● **Extracted entries**
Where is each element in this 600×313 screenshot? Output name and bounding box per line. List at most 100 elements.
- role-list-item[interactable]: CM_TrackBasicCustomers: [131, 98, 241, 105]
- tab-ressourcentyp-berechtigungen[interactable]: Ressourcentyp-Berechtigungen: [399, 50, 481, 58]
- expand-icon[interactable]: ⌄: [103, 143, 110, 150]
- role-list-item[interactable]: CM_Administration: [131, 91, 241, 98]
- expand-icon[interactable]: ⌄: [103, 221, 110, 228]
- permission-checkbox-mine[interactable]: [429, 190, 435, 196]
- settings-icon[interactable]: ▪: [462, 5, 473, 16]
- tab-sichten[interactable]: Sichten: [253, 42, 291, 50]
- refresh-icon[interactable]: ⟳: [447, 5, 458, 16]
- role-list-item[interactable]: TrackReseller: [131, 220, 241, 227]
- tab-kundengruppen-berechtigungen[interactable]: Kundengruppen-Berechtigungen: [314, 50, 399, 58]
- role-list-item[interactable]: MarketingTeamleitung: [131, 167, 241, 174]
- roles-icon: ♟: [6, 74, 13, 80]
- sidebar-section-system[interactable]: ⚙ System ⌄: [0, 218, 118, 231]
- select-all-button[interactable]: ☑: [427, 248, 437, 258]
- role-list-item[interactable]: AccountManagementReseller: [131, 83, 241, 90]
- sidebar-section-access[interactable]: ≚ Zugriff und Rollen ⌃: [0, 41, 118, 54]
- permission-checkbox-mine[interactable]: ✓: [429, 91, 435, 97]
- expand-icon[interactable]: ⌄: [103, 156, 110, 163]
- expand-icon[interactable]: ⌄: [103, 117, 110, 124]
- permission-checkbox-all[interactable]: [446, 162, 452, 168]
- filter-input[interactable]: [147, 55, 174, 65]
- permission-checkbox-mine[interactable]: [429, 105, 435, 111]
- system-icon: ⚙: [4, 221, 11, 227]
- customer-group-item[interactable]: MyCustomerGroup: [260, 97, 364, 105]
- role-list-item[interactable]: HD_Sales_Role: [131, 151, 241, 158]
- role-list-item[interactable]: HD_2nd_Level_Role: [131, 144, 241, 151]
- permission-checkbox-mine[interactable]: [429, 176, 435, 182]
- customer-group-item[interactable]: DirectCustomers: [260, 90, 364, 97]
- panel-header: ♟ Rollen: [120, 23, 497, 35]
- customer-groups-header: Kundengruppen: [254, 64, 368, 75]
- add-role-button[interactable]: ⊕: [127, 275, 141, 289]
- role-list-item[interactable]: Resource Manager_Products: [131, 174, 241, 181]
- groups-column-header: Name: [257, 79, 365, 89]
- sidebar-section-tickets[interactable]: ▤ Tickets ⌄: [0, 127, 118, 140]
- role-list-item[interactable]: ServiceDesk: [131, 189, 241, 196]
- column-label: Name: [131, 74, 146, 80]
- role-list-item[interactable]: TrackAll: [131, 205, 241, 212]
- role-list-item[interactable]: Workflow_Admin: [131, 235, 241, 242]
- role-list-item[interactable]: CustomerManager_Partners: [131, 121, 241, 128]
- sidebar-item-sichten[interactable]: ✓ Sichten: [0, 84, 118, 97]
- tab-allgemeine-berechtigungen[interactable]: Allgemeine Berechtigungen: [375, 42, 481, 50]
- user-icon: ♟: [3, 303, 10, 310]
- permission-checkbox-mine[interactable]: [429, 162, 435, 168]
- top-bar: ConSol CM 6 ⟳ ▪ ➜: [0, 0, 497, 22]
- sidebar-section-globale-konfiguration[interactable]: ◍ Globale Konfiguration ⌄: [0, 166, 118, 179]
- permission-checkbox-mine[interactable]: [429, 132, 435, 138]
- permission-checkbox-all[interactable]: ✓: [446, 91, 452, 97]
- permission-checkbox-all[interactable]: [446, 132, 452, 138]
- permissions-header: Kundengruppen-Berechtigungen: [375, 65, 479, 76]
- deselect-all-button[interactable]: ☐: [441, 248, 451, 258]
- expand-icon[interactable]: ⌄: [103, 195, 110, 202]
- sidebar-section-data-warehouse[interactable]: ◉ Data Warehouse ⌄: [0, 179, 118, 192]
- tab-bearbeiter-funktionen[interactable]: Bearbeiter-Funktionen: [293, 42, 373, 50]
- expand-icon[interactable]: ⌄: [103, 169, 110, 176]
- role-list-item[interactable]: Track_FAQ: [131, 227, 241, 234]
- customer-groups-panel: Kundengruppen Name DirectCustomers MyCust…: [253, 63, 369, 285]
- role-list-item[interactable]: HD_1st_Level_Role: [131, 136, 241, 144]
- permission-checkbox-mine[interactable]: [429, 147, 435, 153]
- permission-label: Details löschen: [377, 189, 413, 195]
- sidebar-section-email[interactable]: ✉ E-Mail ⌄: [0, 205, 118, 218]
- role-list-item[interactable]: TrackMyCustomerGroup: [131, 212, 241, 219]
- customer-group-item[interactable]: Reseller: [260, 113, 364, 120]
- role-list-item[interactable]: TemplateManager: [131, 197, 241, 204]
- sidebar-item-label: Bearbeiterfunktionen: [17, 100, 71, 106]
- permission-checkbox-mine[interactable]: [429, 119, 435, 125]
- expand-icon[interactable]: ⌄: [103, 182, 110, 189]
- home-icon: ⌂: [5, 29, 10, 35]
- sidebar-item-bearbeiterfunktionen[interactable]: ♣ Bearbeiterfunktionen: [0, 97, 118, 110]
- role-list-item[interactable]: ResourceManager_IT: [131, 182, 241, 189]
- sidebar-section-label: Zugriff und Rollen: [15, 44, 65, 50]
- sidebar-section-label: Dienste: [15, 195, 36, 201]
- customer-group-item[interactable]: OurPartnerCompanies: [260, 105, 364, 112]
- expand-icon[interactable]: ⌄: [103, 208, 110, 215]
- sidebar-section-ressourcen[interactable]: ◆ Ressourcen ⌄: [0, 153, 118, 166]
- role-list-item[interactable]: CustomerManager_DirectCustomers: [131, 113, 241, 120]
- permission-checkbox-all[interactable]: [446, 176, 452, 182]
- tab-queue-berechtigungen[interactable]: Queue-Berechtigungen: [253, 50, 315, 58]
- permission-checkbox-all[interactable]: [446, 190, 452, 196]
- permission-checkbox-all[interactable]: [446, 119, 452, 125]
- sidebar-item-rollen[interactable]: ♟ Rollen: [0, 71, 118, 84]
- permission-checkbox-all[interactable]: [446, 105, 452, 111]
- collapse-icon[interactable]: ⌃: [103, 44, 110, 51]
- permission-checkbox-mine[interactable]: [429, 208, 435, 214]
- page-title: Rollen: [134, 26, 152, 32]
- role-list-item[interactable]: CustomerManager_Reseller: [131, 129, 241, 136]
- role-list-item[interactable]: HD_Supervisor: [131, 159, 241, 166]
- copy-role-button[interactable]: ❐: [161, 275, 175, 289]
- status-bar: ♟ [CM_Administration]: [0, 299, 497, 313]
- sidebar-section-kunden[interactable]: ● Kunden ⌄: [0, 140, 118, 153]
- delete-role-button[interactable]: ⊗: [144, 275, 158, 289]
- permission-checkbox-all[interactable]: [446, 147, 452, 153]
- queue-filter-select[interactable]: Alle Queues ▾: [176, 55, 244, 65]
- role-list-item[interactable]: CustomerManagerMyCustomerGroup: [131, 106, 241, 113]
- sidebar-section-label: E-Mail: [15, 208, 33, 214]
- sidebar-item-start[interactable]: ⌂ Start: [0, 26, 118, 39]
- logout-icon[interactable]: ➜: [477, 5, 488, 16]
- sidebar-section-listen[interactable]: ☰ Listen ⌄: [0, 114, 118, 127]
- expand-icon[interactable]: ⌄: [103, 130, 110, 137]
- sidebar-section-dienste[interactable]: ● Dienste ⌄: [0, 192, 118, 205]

● **Exercise directions**
Copy the rows above again, unchanged.

● **Final result**
Where is each element in this 600×313 screenshot? Output name and bounding box per line. List at most 100 elements.
- role-list-item[interactable]: CM_TrackBasicCustomers: [131, 98, 241, 105]
- tab-ressourcentyp-berechtigungen[interactable]: Ressourcentyp-Berechtigungen: [399, 50, 481, 58]
- expand-icon[interactable]: ⌄: [103, 143, 110, 150]
- role-list-item[interactable]: CM_Administration: [131, 91, 241, 98]
- expand-icon[interactable]: ⌄: [103, 221, 110, 228]
- permission-checkbox-mine[interactable]: [429, 190, 435, 196]
- settings-icon[interactable]: ▪: [462, 5, 473, 16]
- tab-sichten[interactable]: Sichten: [253, 42, 291, 50]
- refresh-icon[interactable]: ⟳: [447, 5, 458, 16]
- role-list-item[interactable]: TrackReseller: [131, 220, 241, 227]
- tab-kundengruppen-berechtigungen[interactable]: Kundengruppen-Berechtigungen: [314, 50, 399, 58]
- role-list-item[interactable]: MarketingTeamleitung: [131, 167, 241, 174]
- roles-icon: ♟: [6, 74, 13, 80]
- sidebar-section-system[interactable]: ⚙ System ⌄: [0, 218, 118, 231]
- select-all-button[interactable]: ☑: [427, 248, 437, 258]
- role-list-item[interactable]: AccountManagementReseller: [131, 83, 241, 90]
- sidebar-section-access[interactable]: ≚ Zugriff und Rollen ⌃: [0, 41, 118, 54]
- permission-checkbox-mine[interactable]: ✓: [429, 91, 435, 97]
- expand-icon[interactable]: ⌄: [103, 156, 110, 163]
- expand-icon[interactable]: ⌄: [103, 117, 110, 124]
- permission-checkbox-all[interactable]: [446, 162, 452, 168]
- filter-input[interactable]: [147, 55, 174, 65]
- permission-checkbox-mine[interactable]: [429, 105, 435, 111]
- system-icon: ⚙: [4, 221, 11, 227]
- customer-group-item[interactable]: MyCustomerGroup: [260, 97, 364, 105]
- role-list-item[interactable]: HD_Sales_Role: [131, 151, 241, 158]
- role-list-item[interactable]: HD_2nd_Level_Role: [131, 144, 241, 151]
- permission-checkbox-mine[interactable]: [429, 176, 435, 182]
- customer-group-item[interactable]: DirectCustomers: [260, 90, 364, 97]
- panel-header: ♟ Rollen: [120, 23, 497, 35]
- customer-groups-header: Kundengruppen: [254, 64, 368, 75]
- add-role-button[interactable]: ⊕: [127, 275, 141, 289]
- role-list-item[interactable]: Resource Manager_Products: [131, 174, 241, 181]
- groups-column-header: Name: [257, 79, 365, 89]
- sidebar-section-tickets[interactable]: ▤ Tickets ⌄: [0, 127, 118, 140]
- role-list-item[interactable]: ServiceDesk: [131, 189, 241, 196]
- column-label: Name: [131, 74, 146, 80]
- role-list-item[interactable]: TrackAll: [131, 205, 241, 212]
- role-list-item[interactable]: Workflow_Admin: [131, 235, 241, 242]
- role-list-item[interactable]: CustomerManager_Partners: [131, 121, 241, 128]
- sidebar-item-sichten[interactable]: ✓ Sichten: [0, 84, 118, 97]
- tab-allgemeine-berechtigungen[interactable]: Allgemeine Berechtigungen: [375, 42, 481, 50]
- user-icon: ♟: [3, 303, 10, 310]
- permission-checkbox-mine[interactable]: [429, 162, 435, 168]
- top-bar: ConSol CM 6 ⟳ ▪ ➜: [0, 0, 497, 22]
- sidebar-section-globale-konfiguration[interactable]: ◍ Globale Konfiguration ⌄: [0, 166, 118, 179]
- permission-checkbox-mine[interactable]: [429, 132, 435, 138]
- permission-checkbox-all[interactable]: ✓: [446, 91, 452, 97]
- permission-checkbox-all[interactable]: [446, 132, 452, 138]
- permissions-header: Kundengruppen-Berechtigungen: [375, 65, 479, 76]
- deselect-all-button[interactable]: ☐: [441, 248, 451, 258]
- expand-icon[interactable]: ⌄: [103, 195, 110, 202]
- sidebar-section-data-warehouse[interactable]: ◉ Data Warehouse ⌄: [0, 179, 118, 192]
- tab-bearbeiter-funktionen[interactable]: Bearbeiter-Funktionen: [293, 42, 373, 50]
- expand-icon[interactable]: ⌄: [103, 169, 110, 176]
- role-list-item[interactable]: Track_FAQ: [131, 227, 241, 234]
- customer-groups-panel: Kundengruppen Name DirectCustomers MyCust…: [253, 63, 369, 285]
- role-list-item[interactable]: HD_1st_Level_Role: [131, 136, 241, 144]
- permission-checkbox-mine[interactable]: [429, 147, 435, 153]
- permission-label: Details löschen: [377, 189, 413, 195]
- sidebar-section-email[interactable]: ✉ E-Mail ⌄: [0, 205, 118, 218]
- role-list-item[interactable]: TrackMyCustomerGroup: [131, 212, 241, 219]
- customer-group-item[interactable]: Reseller: [260, 113, 364, 120]
- role-list-item[interactable]: TemplateManager: [131, 197, 241, 204]
- sidebar-item-label: Bearbeiterfunktionen: [17, 100, 71, 106]
- permission-checkbox-mine[interactable]: [429, 119, 435, 125]
- expand-icon[interactable]: ⌄: [103, 182, 110, 189]
- home-icon: ⌂: [5, 29, 10, 35]
- sidebar-item-bearbeiterfunktionen[interactable]: ♣ Bearbeiterfunktionen: [0, 97, 118, 110]
- role-list-item[interactable]: ResourceManager_IT: [131, 182, 241, 189]
- sidebar-section-label: Zugriff und Rollen: [15, 44, 65, 50]
- sidebar-section-label: Dienste: [15, 195, 36, 201]
- customer-group-item[interactable]: OurPartnerCompanies: [260, 105, 364, 112]
- expand-icon[interactable]: ⌄: [103, 208, 110, 215]
- sidebar-section-ressourcen[interactable]: ◆ Ressourcen ⌄: [0, 153, 118, 166]
- role-list-item[interactable]: CustomerManager_DirectCustomers: [131, 113, 241, 120]
- permission-checkbox-all[interactable]: [446, 176, 452, 182]
- tab-queue-berechtigungen[interactable]: Queue-Berechtigungen: [253, 50, 315, 58]
- permission-checkbox-all[interactable]: [446, 190, 452, 196]
- permission-checkbox-all[interactable]: [446, 119, 452, 125]
- sidebar-item-rollen[interactable]: ♟ Rollen: [0, 71, 118, 84]
- permission-checkbox-all[interactable]: [446, 105, 452, 111]
- collapse-icon[interactable]: ⌃: [103, 44, 110, 51]
- permission-checkbox-mine[interactable]: [429, 208, 435, 214]
- page-title: Rollen: [134, 26, 152, 32]
- role-list-item[interactable]: CustomerManager_Reseller: [131, 129, 241, 136]
- role-list-item[interactable]: HD_Supervisor: [131, 159, 241, 166]
- copy-role-button[interactable]: ❐: [161, 275, 175, 289]
- status-bar: ♟ [CM_Administration]: [0, 299, 497, 313]
- sidebar-section-kunden[interactable]: ● Kunden ⌄: [0, 140, 118, 153]
- delete-role-button[interactable]: ⊗: [144, 275, 158, 289]
- permission-checkbox-all[interactable]: [446, 147, 452, 153]
- queue-filter-select[interactable]: Alle Queues ▾: [176, 55, 244, 65]
- role-list-item[interactable]: CustomerManagerMyCustomerGroup: [131, 106, 241, 113]
- sidebar-section-label: E-Mail: [15, 208, 33, 214]
- sidebar-item-start[interactable]: ⌂ Start: [0, 26, 118, 39]
- logout-icon[interactable]: ➜: [477, 5, 488, 16]
- sidebar-section-listen[interactable]: ☰ Listen ⌄: [0, 114, 118, 127]
- expand-icon[interactable]: ⌄: [103, 130, 110, 137]
- sidebar-section-dienste[interactable]: ● Dienste ⌄: [0, 192, 118, 205]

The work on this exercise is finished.